*WORK REQUIRED*: Copy every entry exactly as given, minus the images.

*DATA RECORDS*:

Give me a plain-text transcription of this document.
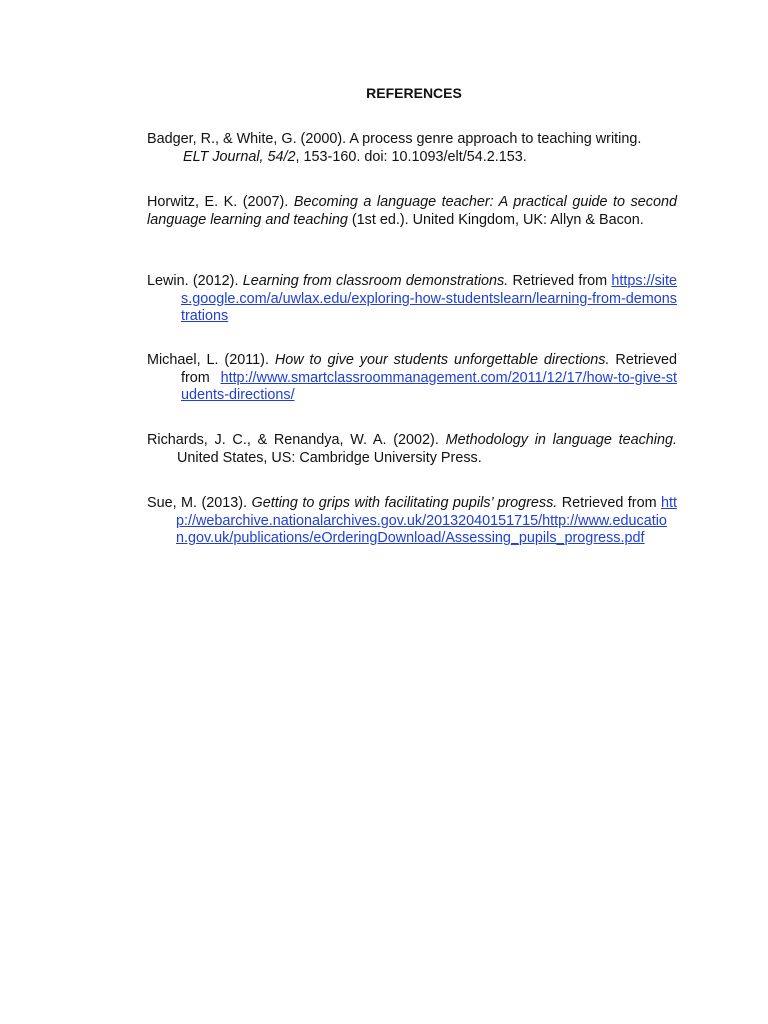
REFERENCES
Badger, R., & White, G. (2000). A process genre approach to teaching writing.
ELT Journal, 54/2, 153-160. doi: 10.1093/elt/54.2.153.
Horwitz, E. K. (2007). Becoming a language teacher: A practical guide to second language learning and teaching (1st ed.). United Kingdom, UK: Allyn & Bacon.
Lewin. (2012). Learning from classroom demonstrations. Retrieved from https://sites.google.com/a/uwlax.edu/exploring-how-studentslearn/learning-from-demonstrations
Michael, L. (2011). How to give your students unforgettable directions. Retrieved from http://www.smartclassroommanagement.com/2011/12/17/how-to-give-students-directions/
Richards, J. C., & Renandya, W. A. (2002). Methodology in language teaching. United States, US: Cambridge University Press.
Sue, M. (2013). Getting to grips with facilitating pupils’ progress. Retrieved from http://webarchive.nationalarchives.gov.uk/20132040151715/http://www.education.gov.uk/publications/eOrderingDownload/Assessing_pupils_progress.pdf
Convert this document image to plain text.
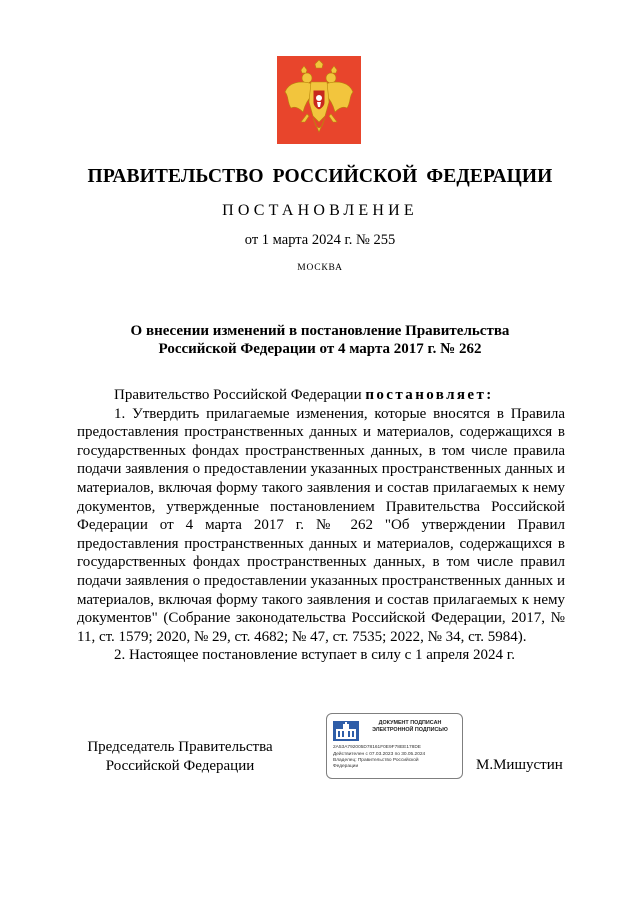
ПРАВИТЕЛЬСТВО РОССИЙСКОЙ ФЕДЕРАЦИИ
ПОСТАНОВЛЕНИЕ
от 1 марта 2024 г. № 255
МОСКВА
О внесении изменений в постановление Правительства
Российской Федерации от 4 марта 2017 г. № 262

Правительство Российской Федерации постановляет:

1. Утвердить прилагаемые изменения, которые вносятся в Правила предоставления пространственных данных и материалов, содержащихся в государственных фондах пространственных данных, в том числе правила подачи заявления о предоставлении указанных пространственных данных и материалов, включая форму такого заявления и состав прилагаемых к нему документов, утвержденные постановлением Правительства Российской Федерации от 4 марта 2017 г. № 262 "Об утверждении Правил предоставления пространственных данных и материалов, содержащихся в государственных фондах пространственных данных, в том числе правил подачи заявления о предоставлении указанных пространственных данных и материалов, включая форму такого заявления и состав прилагаемых к нему документов" (Собрание законодательства Российской Федерации, 2017, № 11, ст. 1579; 2020, № 29, ст. 4682; № 47, ст. 7535; 2022, № 34, ст. 5984).

2. Настоящее постановление вступает в силу с 1 апреля 2024 г.

Председатель Правительства
Российской Федерации
ДОКУМЕНТ ПОДПИСАН
ЭЛЕКТРОННОЙ ПОДПИСЬЮ
2A53A792005D78161F0E9F78EE178DE
Действителен с 07.03.2023 по 30.05.2024
Владелец: Правительство Российской
Федерации	М.Мишустин
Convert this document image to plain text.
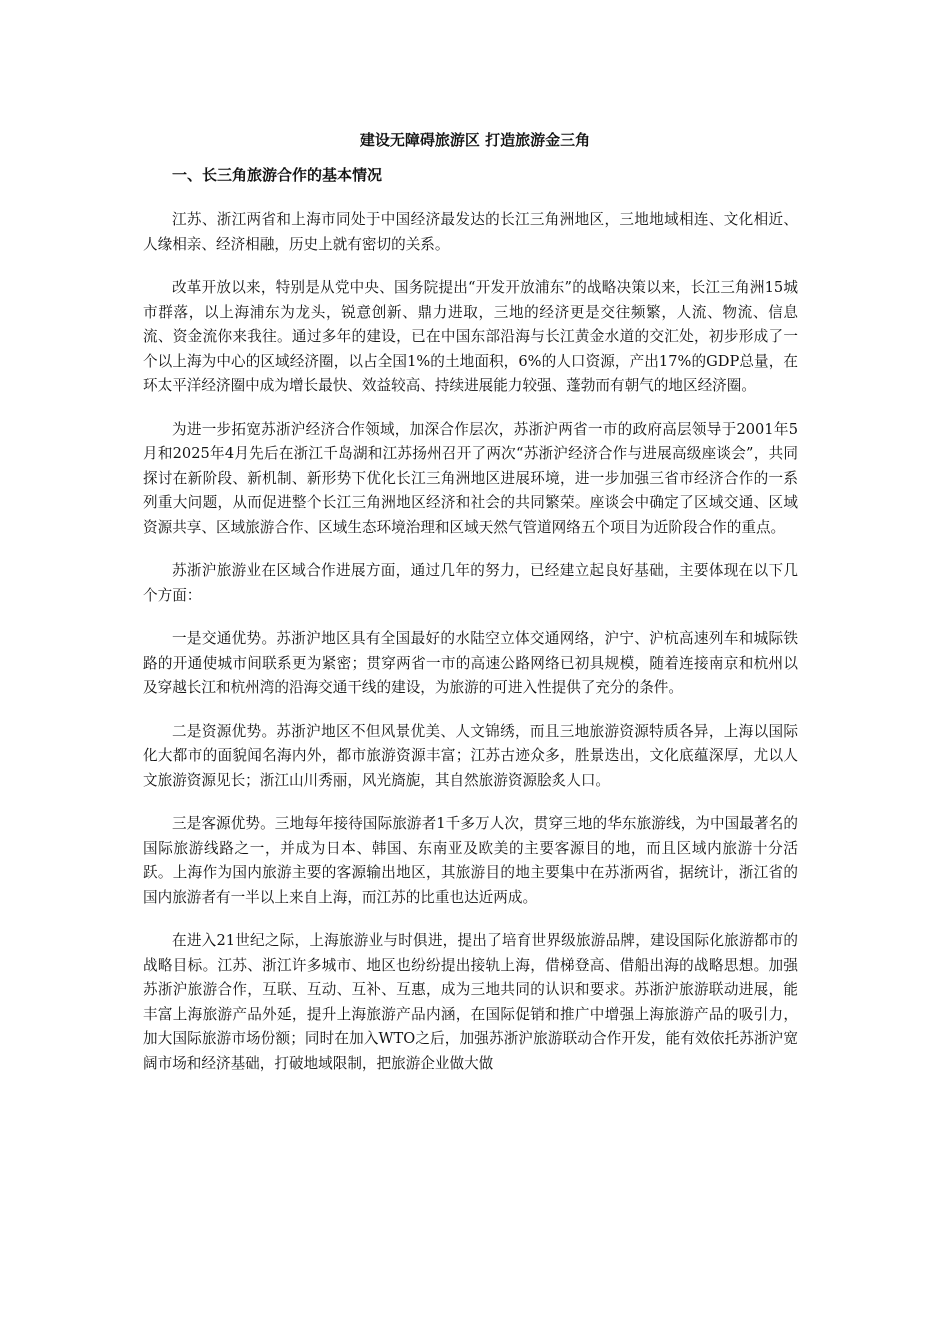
建设无障碍旅游区 打造旅游金三角
一、长三角旅游合作的基本情况

江苏、浙江两省和上海市同处于中国经济最发达的长江三角洲地区，三地地域相连、文化相近、人缘相亲、经济相融，历史上就有密切的关系。

改革开放以来，特别是从党中央、国务院提出“开发开放浦东”的战略决策以来，长江三角洲15城市群落，以上海浦东为龙头，锐意创新、鼎力进取，三地的经济更是交往频繁，人流、物流、信息流、资金流你来我往。通过多年的建设，已在中国东部沿海与长江黄金水道的交汇处，初步形成了一个以上海为中心的区域经济圈，以占全国1%的土地面积，6%的人口资源，产出17%的GDP总量，在环太平洋经济圈中成为增长最快、效益较高、持续进展能力较强、蓬勃而有朝气的地区经济圈。

为进一步拓宽苏浙沪经济合作领域，加深合作层次，苏浙沪两省一市的政府高层领导于2001年5月和2025年4月先后在浙江千岛湖和江苏扬州召开了两次“苏浙沪经济合作与进展高级座谈会”，共同探讨在新阶段、新机制、新形势下优化长江三角洲地区进展环境，进一步加强三省市经济合作的一系列重大问题，从而促进整个长江三角洲地区经济和社会的共同繁荣。座谈会中确定了区域交通、区域资源共享、区域旅游合作、区域生态环境治理和区域天然气管道网络五个项目为近阶段合作的重点。

苏浙沪旅游业在区域合作进展方面，通过几年的努力，已经建立起良好基础，主要体现在以下几个方面：

一是交通优势。苏浙沪地区具有全国最好的水陆空立体交通网络，沪宁、沪杭高速列车和城际铁路的开通使城市间联系更为紧密；贯穿两省一市的高速公路网络已初具规模，随着连接南京和杭州以及穿越长江和杭州湾的沿海交通干线的建设，为旅游的可进入性提供了充分的条件。

二是资源优势。苏浙沪地区不但风景优美、人文锦绣，而且三地旅游资源特质各异，上海以国际化大都市的面貌闻名海内外，都市旅游资源丰富；江苏古迹众多，胜景迭出，文化底蕴深厚，尤以人文旅游资源见长；浙江山川秀丽，风光旖旎，其自然旅游资源脍炙人口。

三是客源优势。三地每年接待国际旅游者1千多万人次，贯穿三地的华东旅游线，为中国最著名的国际旅游线路之一，并成为日本、韩国、东南亚及欧美的主要客源目的地，而且区域内旅游十分活跃。上海作为国内旅游主要的客源输出地区，其旅游目的地主要集中在苏浙两省，据统计，浙江省的国内旅游者有一半以上来自上海，而江苏的比重也达近两成。

在进入21世纪之际，上海旅游业与时俱进，提出了培育世界级旅游品牌，建设国际化旅游都市的战略目标。江苏、浙江许多城市、地区也纷纷提出接轨上海，借梯登高、借船出海的战略思想。加强苏浙沪旅游合作，互联、互动、互补、互惠，成为三地共同的认识和要求。苏浙沪旅游联动进展，能丰富上海旅游产品外延，提升上海旅游产品内涵，在国际促销和推广中增强上海旅游产品的吸引力，加大国际旅游市场份额；同时在加入WTO之后，加强苏浙沪旅游联动合作开发，能有效依托苏浙沪宽阔市场和经济基础，打破地域限制，把旅游企业做大做
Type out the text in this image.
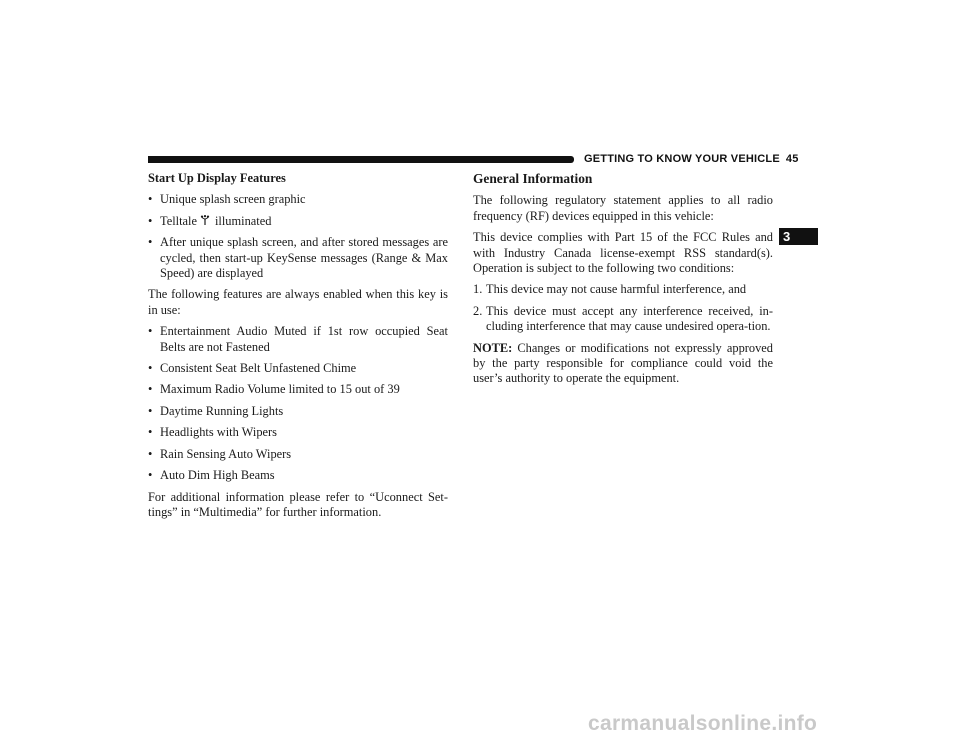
GETTING TO KNOW YOUR VEHICLE 45
3
Start Up Display Features
• Unique splash screen graphic
• Telltale illuminated
• After unique splash screen, and after stored messages are cycled, then start-up KeySense messages (Range & Max Speed) are displayed

The following features are always enabled when this key is in use:

• Entertainment Audio Muted if 1st row occupied Seat Belts are not Fastened
• Consistent Seat Belt Unfastened Chime
• Maximum Radio Volume limited to 15 out of 39
• Daytime Running Lights
• Headlights with Wipers
• Rain Sensing Auto Wipers
• Auto Dim High Beams

For additional information please refer to “Uconnect Set-tings” in “Multimedia” for further information.

General Information

The following regulatory statement applies to all radio frequency (RF) devices equipped in this vehicle:

This device complies with Part 15 of the FCC Rules and with Industry Canada license-exempt RSS standard(s). Operation is subject to the following two conditions:

1. This device may not cause harmful interference, and
2. This device must accept any interference received, in-cluding interference that may cause undesired opera-tion.

NOTE: Changes or modifications not expressly approved by the party responsible for compliance could void the user’s authority to operate the equipment.

carmanualsonline.info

*FINISHED TASK*:
Give me a plain-text transcription of this document.
REFERENCES
Badger, R., & White, G. (2000). A process genre approach to teaching writing.
ELT Journal, 54/2, 153-160. doi: 10.1093/elt/54.2.153.
Horwitz, E. K. (2007). Becoming a language teacher: A practical guide to second language learning and teaching (1st ed.). United Kingdom, UK: Allyn & Bacon.
Lewin. (2012). Learning from classroom demonstrations. Retrieved from https://sites.google.com/a/uwlax.edu/exploring-how-studentslearn/learning-from-demonstrations
Michael, L. (2011). How to give your students unforgettable directions. Retrieved from http://www.smartclassroommanagement.com/2011/12/17/how-to-give-students-directions/
Richards, J. C., & Renandya, W. A. (2002). Methodology in language teaching. United States, US: Cambridge University Press.
Sue, M. (2013). Getting to grips with facilitating pupils’ progress. Retrieved from http://webarchive.nationalarchives.gov.uk/20132040151715/http://www.education.gov.uk/publications/eOrderingDownload/Assessing_pupils_progress.pdf
Convert this document image to plain text.
ПРАВИТЕЛЬСТВО РОССИЙСКОЙ ФЕДЕРАЦИИ
ПОСТАНОВЛЕНИЕ
от 1 марта 2024 г. № 255
МОСКВА
О внесении изменений в постановление Правительства
Российской Федерации от 4 марта 2017 г. № 262

Правительство Российской Федерации постановляет:

1. Утвердить прилагаемые изменения, которые вносятся в Правила предоставления пространственных данных и материалов, содержащихся в государственных фондах пространственных данных, в том числе правила подачи заявления о предоставлении указанных пространственных данных и материалов, включая форму такого заявления и состав прилагаемых к нему документов, утвержденные постановлением Правительства Российской Федерации от 4 марта 2017 г. № 262 "Об утверждении Правил предоставления пространственных данных и материалов, содержащихся в государственных фондах пространственных данных, в том числе правил подачи заявления о предоставлении указанных пространственных данных и материалов, включая форму такого заявления и состав прилагаемых к нему документов" (Собрание законодательства Российской Федерации, 2017, № 11, ст. 1579; 2020, № 29, ст. 4682; № 47, ст. 7535; 2022, № 34, ст. 5984).

2. Настоящее постановление вступает в силу с 1 апреля 2024 г.

Председатель Правительства
Российской Федерации
ДОКУМЕНТ ПОДПИСАН
ЭЛЕКТРОННОЙ ПОДПИСЬЮ
2A53A792005D78161F0E9F78EE178DE
Действителен с 07.03.2023 по 30.05.2024
Владелец: Правительство Российской
Федерации	М.Мишустин
Convert this document image to plain text.
建设无障碍旅游区 打造旅游金三角
一、长三角旅游合作的基本情况

江苏、浙江两省和上海市同处于中国经济最发达的长江三角洲地区，三地地域相连、文化相近、人缘相亲、经济相融，历史上就有密切的关系。

改革开放以来，特别是从党中央、国务院提出“开发开放浦东”的战略决策以来，长江三角洲15城市群落，以上海浦东为龙头，锐意创新、鼎力进取，三地的经济更是交往频繁，人流、物流、信息流、资金流你来我往。通过多年的建设，已在中国东部沿海与长江黄金水道的交汇处，初步形成了一个以上海为中心的区域经济圈，以占全国1%的土地面积，6%的人口资源，产出17%的GDP总量，在环太平洋经济圈中成为增长最快、效益较高、持续进展能力较强、蓬勃而有朝气的地区经济圈。

为进一步拓宽苏浙沪经济合作领域，加深合作层次，苏浙沪两省一市的政府高层领导于2001年5月和2025年4月先后在浙江千岛湖和江苏扬州召开了两次“苏浙沪经济合作与进展高级座谈会”，共同探讨在新阶段、新机制、新形势下优化长江三角洲地区进展环境，进一步加强三省市经济合作的一系列重大问题，从而促进整个长江三角洲地区经济和社会的共同繁荣。座谈会中确定了区域交通、区域资源共享、区域旅游合作、区域生态环境治理和区域天然气管道网络五个项目为近阶段合作的重点。

苏浙沪旅游业在区域合作进展方面，通过几年的努力，已经建立起良好基础，主要体现在以下几个方面：

一是交通优势。苏浙沪地区具有全国最好的水陆空立体交通网络，沪宁、沪杭高速列车和城际铁路的开通使城市间联系更为紧密；贯穿两省一市的高速公路网络已初具规模，随着连接南京和杭州以及穿越长江和杭州湾的沿海交通干线的建设，为旅游的可进入性提供了充分的条件。

二是资源优势。苏浙沪地区不但风景优美、人文锦绣，而且三地旅游资源特质各异，上海以国际化大都市的面貌闻名海内外，都市旅游资源丰富；江苏古迹众多，胜景迭出，文化底蕴深厚，尤以人文旅游资源见长；浙江山川秀丽，风光旖旎，其自然旅游资源脍炙人口。

三是客源优势。三地每年接待国际旅游者1千多万人次，贯穿三地的华东旅游线，为中国最著名的国际旅游线路之一，并成为日本、韩国、东南亚及欧美的主要客源目的地，而且区域内旅游十分活跃。上海作为国内旅游主要的客源输出地区，其旅游目的地主要集中在苏浙两省，据统计，浙江省的国内旅游者有一半以上来自上海，而江苏的比重也达近两成。

在进入21世纪之际，上海旅游业与时俱进，提出了培育世界级旅游品牌，建设国际化旅游都市的战略目标。江苏、浙江许多城市、地区也纷纷提出接轨上海，借梯登高、借船出海的战略思想。加强苏浙沪旅游合作，互联、互动、互补、互惠，成为三地共同的认识和要求。苏浙沪旅游联动进展，能丰富上海旅游产品外延，提升上海旅游产品内涵，在国际促销和推广中增强上海旅游产品的吸引力，加大国际旅游市场份额；同时在加入WTO之后，加强苏浙沪旅游联动合作开发，能有效依托苏浙沪宽阔市场和经济基础，打破地域限制，把旅游企业做大做
Type out the text in this image.
GETTING TO KNOW YOUR VEHICLE 45
3
Start Up Display Features
• Unique splash screen graphic
• Telltale illuminated
• After unique splash screen, and after stored messages are cycled, then start-up KeySense messages (Range & Max Speed) are displayed

The following features are always enabled when this key is in use:

• Entertainment Audio Muted if 1st row occupied Seat Belts are not Fastened
• Consistent Seat Belt Unfastened Chime
• Maximum Radio Volume limited to 15 out of 39
• Daytime Running Lights
• Headlights with Wipers
• Rain Sensing Auto Wipers
• Auto Dim High Beams

For additional information please refer to “Uconnect Set-tings” in “Multimedia” for further information.

General Information

The following regulatory statement applies to all radio frequency (RF) devices equipped in this vehicle:

This device complies with Part 15 of the FCC Rules and with Industry Canada license-exempt RSS standard(s). Operation is subject to the following two conditions:

1. This device may not cause harmful interference, and
2. This device must accept any interference received, in-cluding interference that may cause undesired opera-tion.

NOTE: Changes or modifications not expressly approved by the party responsible for compliance could void the user’s authority to operate the equipment.

carmanualsonline.info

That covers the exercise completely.